Skip to main content

🗣️ Thai Text-to-Speech V2 (Kaitom Voice)

🗣️ ระบบแปลงข้อความภาษาไทยเป็นเสียงพูด - เวอร์ชั่น 2 (เสียงน้องไข่ต้ม)

Version Status New Production

Welcome to Thai Text-to-Speech API V2, featuring the improved Kaitom voice (น้องไข่ต้ม เวอร์ชั่น 2). This version offers enhanced naturalness and better Thai-English mixed language support through a POST-based API.

iApp Text to Speech API V2

Try Demo

Getting Started

  1. Prerequisites

    • An API key from iApp Technology
    • Text input in Thai and/or English
    • Maximum text length: No specific limit
    • Supported output format: WAV
  2. Quick Start

    • Fast processing (less than 1 second)
    • Improved natural speech generation
    • Enhanced Thai-English mixed text support
  3. Key Features

    • Improved natural speech synthesis (V2 engine)
    • Superior mixed language support (Thai-English)
    • Language mode selection (TH or TH_MIX_EN)
    • Emoji support
    • Number, date, and currency value conversion
    • Fast processing time
  4. Security & Compliance

    • GDPR and PDPA compliant
    • No data retention after processing
How to get API Key?

Please visit API Key Management page to view your existing API key or request a new one.

V1 Available

Looking for the legacy GET-based API with Kaitom V1 or Cee voice? See Text-to-Speech V1

API Endpoint

EndpointMethodDescriptionCost
/v3/store/speech/text-to-speech/kaitom
Legacy: /thai-tts-kaitom2/tts
POSTThai TTS with Kaitom voice V21 IC per 400 characters

Quick Example

Sample Request

curl --location 'https://uat-api.iapp.co.th/v3/store/speech/text-to-speech/kaitom' \
--header 'apikey: YOUR_API_KEY' \
--form 'text="สวัสดีครับ น้องไข่ต้ม มาแล้วฮะ"' \
--form 'language="TH"'

Sample Response

Audio file output (WAV format). The output audio file can be previewed as below:

Thai Only:

Thai Mixed with English:

API Reference

Text-to-Speech V2 Endpoint

  • Endpoint: POST https://uat-api.iapp.co.th/v3/store/speech/text-to-speech/kaitom
  • Required Parameters:
    • apikey: Your API key (header)
    • text: Text to convert to speech (form data)
  • Optional Parameters:
    • language: Language mode (form data)
      • TH: Thai only (pure Thai text)
      • TH_MIX_EN: Thai mixed with English (default)

Code Examples

Python

import requests

url = "https://uat-api.iapp.co.th/v3/store/speech/text-to-speech/kaitom"

• _Required task 1_
Copy everything in the Thai text-to-speech API page from "1. Prerequisites" down to "synthesis (V2 engine)".
• _Required task 2_
On the Thai text-to-speech API page, which language mode is the default?
• _Required task 3_
Pick up the Thai text-to-speech API page where it ends and keep writing it.

Part of a data file:

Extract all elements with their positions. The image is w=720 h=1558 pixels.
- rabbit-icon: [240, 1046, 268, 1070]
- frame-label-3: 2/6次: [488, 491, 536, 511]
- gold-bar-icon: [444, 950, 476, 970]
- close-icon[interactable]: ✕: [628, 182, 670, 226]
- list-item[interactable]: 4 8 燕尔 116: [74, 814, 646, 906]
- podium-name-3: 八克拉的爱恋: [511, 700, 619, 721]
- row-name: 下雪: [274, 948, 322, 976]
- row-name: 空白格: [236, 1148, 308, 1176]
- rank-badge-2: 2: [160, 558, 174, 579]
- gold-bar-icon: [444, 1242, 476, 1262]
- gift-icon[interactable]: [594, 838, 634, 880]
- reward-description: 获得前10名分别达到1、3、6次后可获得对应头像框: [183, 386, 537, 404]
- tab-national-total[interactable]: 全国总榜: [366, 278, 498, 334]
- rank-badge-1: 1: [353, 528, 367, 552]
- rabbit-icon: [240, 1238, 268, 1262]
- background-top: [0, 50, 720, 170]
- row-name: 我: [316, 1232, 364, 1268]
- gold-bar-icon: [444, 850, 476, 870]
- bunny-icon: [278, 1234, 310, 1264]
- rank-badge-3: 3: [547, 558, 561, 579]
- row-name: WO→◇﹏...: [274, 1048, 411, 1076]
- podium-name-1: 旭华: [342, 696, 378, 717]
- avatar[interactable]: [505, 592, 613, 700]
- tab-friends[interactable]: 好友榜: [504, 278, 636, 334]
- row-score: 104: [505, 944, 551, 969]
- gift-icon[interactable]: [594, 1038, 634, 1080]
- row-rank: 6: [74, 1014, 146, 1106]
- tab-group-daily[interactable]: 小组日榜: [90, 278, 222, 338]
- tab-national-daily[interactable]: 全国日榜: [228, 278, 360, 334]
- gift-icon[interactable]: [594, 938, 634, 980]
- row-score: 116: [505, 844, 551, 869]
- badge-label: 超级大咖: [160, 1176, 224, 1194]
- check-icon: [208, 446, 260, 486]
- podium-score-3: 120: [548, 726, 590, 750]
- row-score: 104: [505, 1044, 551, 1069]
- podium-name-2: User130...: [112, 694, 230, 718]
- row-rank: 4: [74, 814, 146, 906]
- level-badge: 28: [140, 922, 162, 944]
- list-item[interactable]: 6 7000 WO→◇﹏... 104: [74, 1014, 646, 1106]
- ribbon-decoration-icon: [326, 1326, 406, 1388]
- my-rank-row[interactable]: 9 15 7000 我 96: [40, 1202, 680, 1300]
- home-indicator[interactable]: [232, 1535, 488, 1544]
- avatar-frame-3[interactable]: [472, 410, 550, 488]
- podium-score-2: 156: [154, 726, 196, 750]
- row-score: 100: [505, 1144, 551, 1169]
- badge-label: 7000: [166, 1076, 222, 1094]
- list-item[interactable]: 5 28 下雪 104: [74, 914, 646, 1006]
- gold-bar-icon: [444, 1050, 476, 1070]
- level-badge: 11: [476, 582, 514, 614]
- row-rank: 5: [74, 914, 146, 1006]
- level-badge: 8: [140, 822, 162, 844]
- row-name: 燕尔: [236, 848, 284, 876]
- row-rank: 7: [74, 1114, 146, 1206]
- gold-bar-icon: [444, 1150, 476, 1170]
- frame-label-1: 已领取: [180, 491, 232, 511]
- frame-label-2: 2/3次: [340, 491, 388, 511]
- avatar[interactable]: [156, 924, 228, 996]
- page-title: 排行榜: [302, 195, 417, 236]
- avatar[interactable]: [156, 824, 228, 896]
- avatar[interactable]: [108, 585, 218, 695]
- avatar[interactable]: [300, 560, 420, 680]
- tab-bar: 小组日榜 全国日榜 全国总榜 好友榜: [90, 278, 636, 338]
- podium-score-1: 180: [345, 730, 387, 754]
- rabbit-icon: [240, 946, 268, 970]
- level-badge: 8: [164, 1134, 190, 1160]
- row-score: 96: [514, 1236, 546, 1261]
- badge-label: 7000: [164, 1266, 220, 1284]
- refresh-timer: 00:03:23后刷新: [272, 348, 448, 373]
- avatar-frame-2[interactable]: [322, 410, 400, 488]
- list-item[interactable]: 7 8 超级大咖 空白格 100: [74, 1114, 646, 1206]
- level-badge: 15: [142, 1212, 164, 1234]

• _Task answer 1_
1. Prerequisites

    • An API key from iApp Technology
    • Text input in Thai and/or English
    • Maximum text length: No specific limit
    • Supported output format: WAV
  2. Quick Start

    • Fast processing (less than 1 second)
    • Improved natural speech generation
    • Enhanced Thai-English mixed text support
  3. Key Features

    • Improved natural speech synthesis (V2 engine)

• _Task answer 2_
TH_MIX_EN (Thai mixed with English)

• _Task answer 3_
headers = {"apikey": "YOUR_API_KEY"}
data = {
"text": "สวัสดีครับ น้องไข่ต้ม มาแล้วฮะ",
"language": "TH"
}

response = requests.post(url, headers=headers, data=data)
with open("output.wav", "wb") as f:
f.write(response.content)

JavaScript (Node.js)

const axios = require("axios")
const fs = require("fs")
const FormData = require("form-data")

let formData = new FormData()
formData.append("text", "สวัสดีครับ น้องไข่ต้ม มาแล้วฮะ")
formData.append("language", "TH")

let config = {
method: "post",
url: "https://uat-api.iapp.co.th/v3/store/speech/text-to-speech/kaitom",
headers: {
apikey: "YOUR_API_KEY",
...formData.getHeaders(),
},
data: formData,
responseType: "arraybuffer",
}

axios(config)
.then((response) => {
fs.writeFileSync("output.wav", response.data)
})
.catch((error) => console.log(error))

PHP

<?php
$curl = curl_init();

curl_setopt_array($curl, array(
CURLOPT_URL => 'https://uat-api.iapp.co.th/v3/store/speech/text-to-speech/kaitom',
CURLOPT_RETURNTRANSFER => true,
CURLOPT_ENCODING => '',
CURLOPT_MAXREDIRS => 10,
CURLOPT_TIMEOUT => 0,
CURLOPT_FOLLOWLOCATION => true,
CURLOPT_HTTP_VERSION => CURL_HTTP_VERSION_1_1,
CURLOPT_CUSTOMREQUEST => 'POST',
CURLOPT_POSTFIELDS => array(
'text' => 'สวัสดีครับ น้องไข่ต้ม มาแล้วฮะ',
'language' => 'TH'
),
CURLOPT_HTTPHEADER => array(
'apikey: YOUR_API_KEY'
),
));

$response = curl_exec($curl);
curl_close($curl);

file_put_contents("output.wav", $response);
?>

Swift

let parameters = [
[
"key": "language",
"value": "TH",
"type": "text"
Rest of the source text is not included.